**Work required**
Extract every line that includes the string "true".

Dataset records:
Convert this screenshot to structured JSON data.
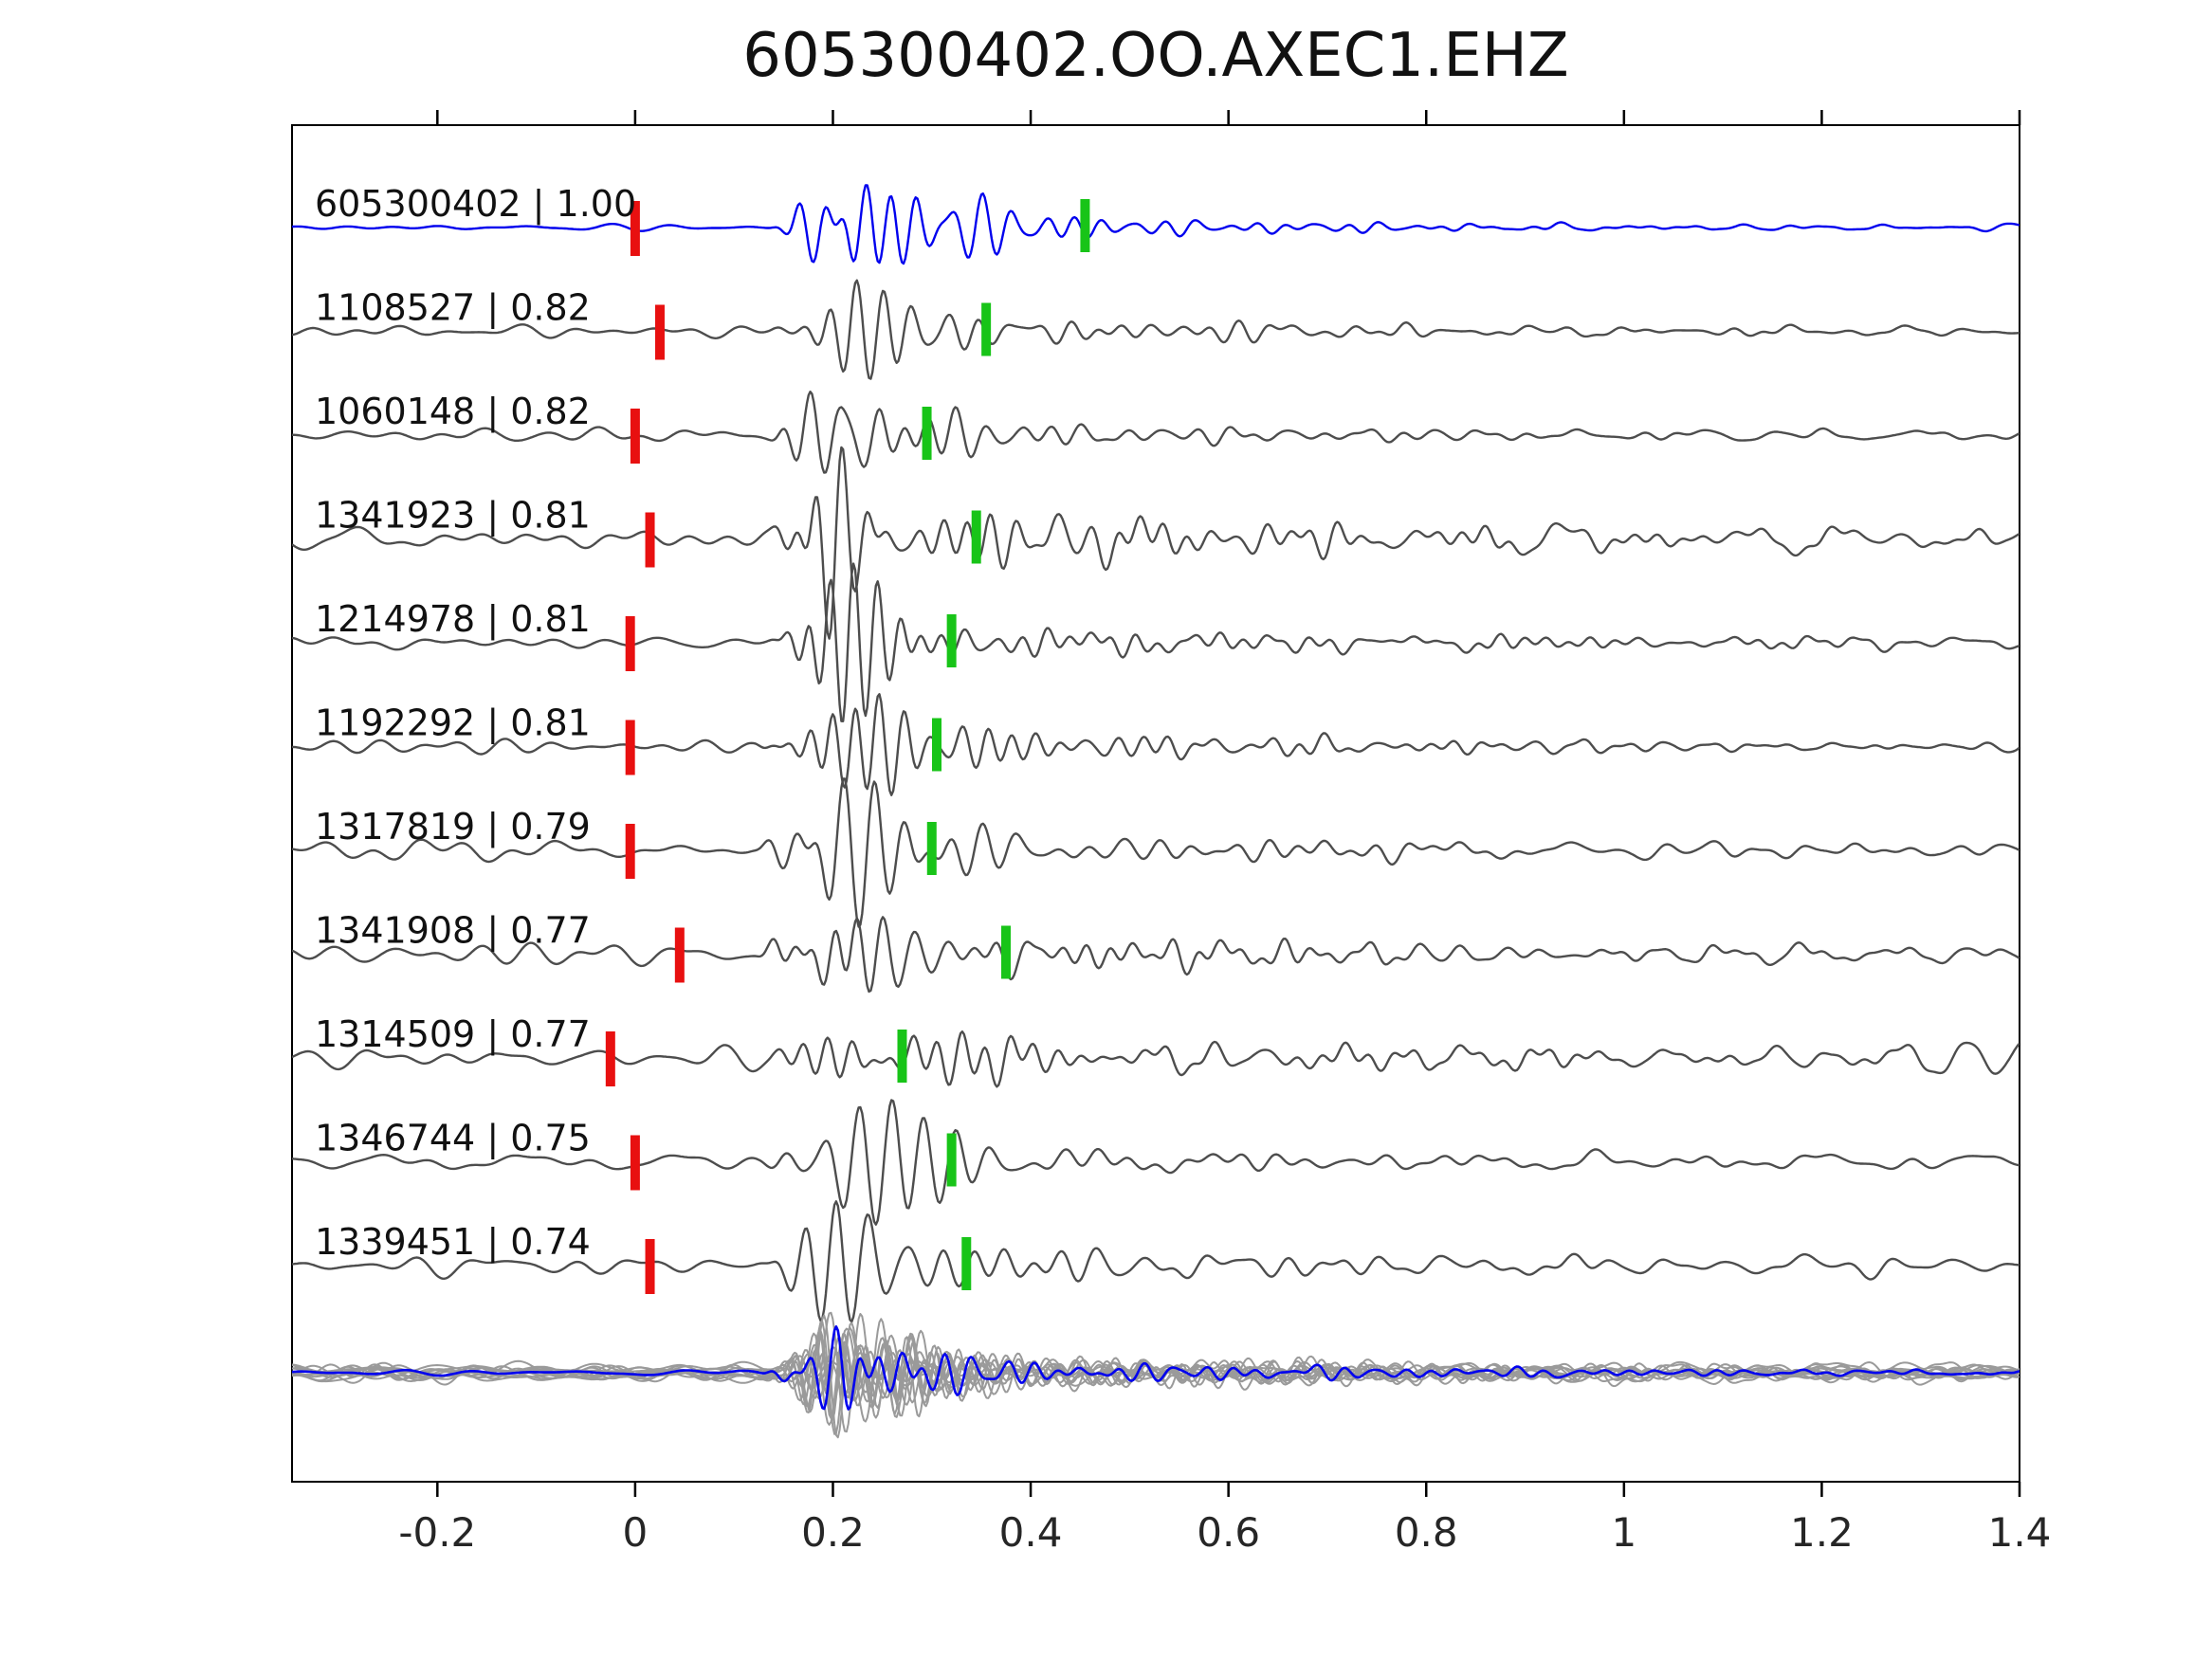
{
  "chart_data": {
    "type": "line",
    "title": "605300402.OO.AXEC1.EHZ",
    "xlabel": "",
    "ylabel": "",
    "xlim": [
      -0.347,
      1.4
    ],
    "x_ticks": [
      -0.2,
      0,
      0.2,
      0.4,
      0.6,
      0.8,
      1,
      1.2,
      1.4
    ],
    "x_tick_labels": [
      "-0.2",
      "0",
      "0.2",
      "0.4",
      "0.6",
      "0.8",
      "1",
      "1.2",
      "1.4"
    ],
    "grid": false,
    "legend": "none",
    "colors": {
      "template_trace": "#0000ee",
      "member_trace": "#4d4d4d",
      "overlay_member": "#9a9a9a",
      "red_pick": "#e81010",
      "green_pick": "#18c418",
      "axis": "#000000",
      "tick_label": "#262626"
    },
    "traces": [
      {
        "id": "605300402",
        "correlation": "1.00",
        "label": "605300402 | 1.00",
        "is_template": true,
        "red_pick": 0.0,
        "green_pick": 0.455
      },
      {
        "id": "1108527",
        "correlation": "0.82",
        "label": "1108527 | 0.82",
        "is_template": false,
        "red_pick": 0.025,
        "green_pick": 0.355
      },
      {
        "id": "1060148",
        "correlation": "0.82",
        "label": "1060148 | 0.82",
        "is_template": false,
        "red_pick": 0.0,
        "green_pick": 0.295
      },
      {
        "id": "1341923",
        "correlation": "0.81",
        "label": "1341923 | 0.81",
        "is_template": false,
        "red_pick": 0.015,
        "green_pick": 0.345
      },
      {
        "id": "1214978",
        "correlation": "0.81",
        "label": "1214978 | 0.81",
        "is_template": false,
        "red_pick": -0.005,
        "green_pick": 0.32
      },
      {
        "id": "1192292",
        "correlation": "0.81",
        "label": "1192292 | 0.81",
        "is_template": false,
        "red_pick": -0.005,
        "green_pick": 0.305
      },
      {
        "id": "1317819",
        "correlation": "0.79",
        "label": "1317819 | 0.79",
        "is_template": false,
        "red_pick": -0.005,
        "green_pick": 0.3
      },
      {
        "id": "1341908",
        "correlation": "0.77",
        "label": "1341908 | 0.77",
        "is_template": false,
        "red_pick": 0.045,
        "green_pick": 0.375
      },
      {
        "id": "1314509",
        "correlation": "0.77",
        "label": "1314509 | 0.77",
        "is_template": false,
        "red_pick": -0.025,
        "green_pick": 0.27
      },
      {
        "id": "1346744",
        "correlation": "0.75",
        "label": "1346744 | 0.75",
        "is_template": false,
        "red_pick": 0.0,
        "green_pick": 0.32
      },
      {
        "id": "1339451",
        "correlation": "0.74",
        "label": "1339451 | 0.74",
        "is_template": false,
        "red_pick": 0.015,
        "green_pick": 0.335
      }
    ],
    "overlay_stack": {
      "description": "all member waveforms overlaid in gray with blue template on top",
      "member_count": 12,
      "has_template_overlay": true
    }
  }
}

**Exercise solution**
        "is_template": true,
      "has_template_overlay": true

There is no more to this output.